--- Recorded information ---

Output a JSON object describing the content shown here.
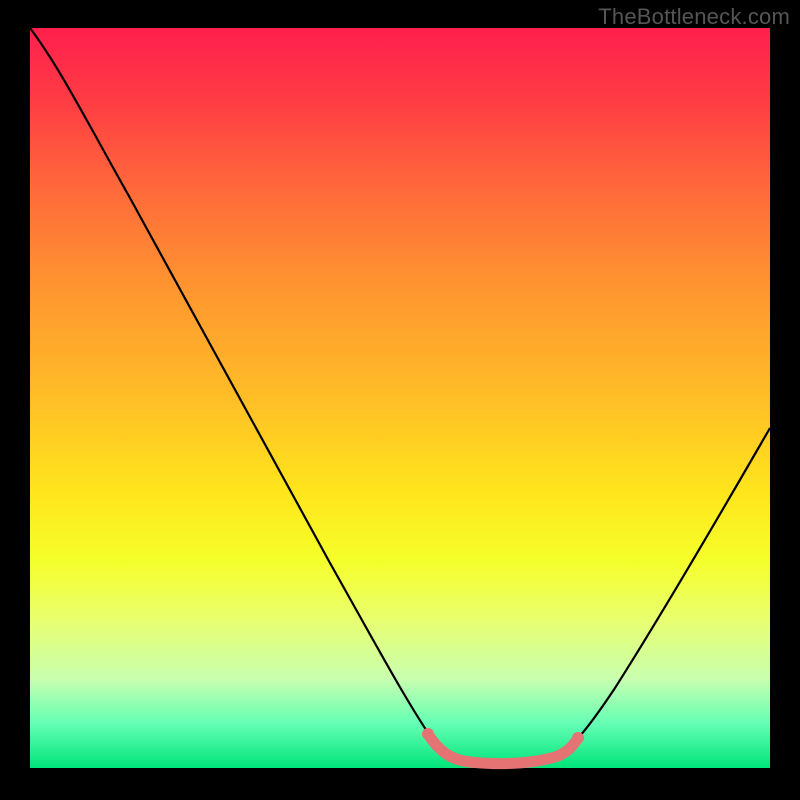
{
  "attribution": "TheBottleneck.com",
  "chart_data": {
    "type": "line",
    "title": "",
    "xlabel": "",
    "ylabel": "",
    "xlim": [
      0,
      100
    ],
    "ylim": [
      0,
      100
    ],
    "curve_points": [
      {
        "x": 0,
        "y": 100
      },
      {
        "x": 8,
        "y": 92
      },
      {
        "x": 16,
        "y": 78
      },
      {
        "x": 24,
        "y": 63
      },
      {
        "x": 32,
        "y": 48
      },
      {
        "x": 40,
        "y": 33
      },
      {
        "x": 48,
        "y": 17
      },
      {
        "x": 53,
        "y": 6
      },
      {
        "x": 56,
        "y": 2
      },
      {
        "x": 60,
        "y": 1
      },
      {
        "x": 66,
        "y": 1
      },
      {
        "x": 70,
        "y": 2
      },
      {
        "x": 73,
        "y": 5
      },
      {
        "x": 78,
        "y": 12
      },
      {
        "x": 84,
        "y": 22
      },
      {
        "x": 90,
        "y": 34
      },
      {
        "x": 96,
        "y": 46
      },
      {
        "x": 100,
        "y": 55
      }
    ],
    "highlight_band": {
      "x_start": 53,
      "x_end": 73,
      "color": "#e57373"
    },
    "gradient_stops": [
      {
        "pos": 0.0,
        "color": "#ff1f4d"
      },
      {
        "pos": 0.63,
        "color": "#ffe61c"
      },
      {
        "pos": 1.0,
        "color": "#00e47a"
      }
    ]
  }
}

---

_Task directions_:
Do not include the images; transcribe the rest of the listing exactly.

_Answer to the task_:
Output a JSON object describing the content shown here.
{
  "attribution": "TheBottleneck.com",
  "chart_data": {
    "type": "line",
    "title": "",
    "xlabel": "",
    "ylabel": "",
    "xlim": [
      0,
      100
    ],
    "ylim": [
      0,
      100
    ],
    "curve_points": [
      {
        "x": 0,
        "y": 100
      },
      {
        "x": 8,
        "y": 92
      },
      {
        "x": 16,
        "y": 78
      },
      {
        "x": 24,
        "y": 63
      },
      {
        "x": 32,
        "y": 48
      },
      {
        "x": 40,
        "y": 33
      },
      {
        "x": 48,
        "y": 17
      },
      {
        "x": 53,
        "y": 6
      },
      {
        "x": 56,
        "y": 2
      },
      {
        "x": 60,
        "y": 1
      },
      {
        "x": 66,
        "y": 1
      },
      {
        "x": 70,
        "y": 2
      },
      {
        "x": 73,
        "y": 5
      },
      {
        "x": 78,
        "y": 12
      },
      {
        "x": 84,
        "y": 22
      },
      {
        "x": 90,
        "y": 34
      },
      {
        "x": 96,
        "y": 46
      },
      {
        "x": 100,
        "y": 55
      }
    ],
    "highlight_band": {
      "x_start": 53,
      "x_end": 73,
      "color": "#e57373"
    },
    "gradient_stops": [
      {
        "pos": 0.0,
        "color": "#ff1f4d"
      },
      {
        "pos": 0.63,
        "color": "#ffe61c"
      },
      {
        "pos": 1.0,
        "color": "#00e47a"
      }
    ]
  }
}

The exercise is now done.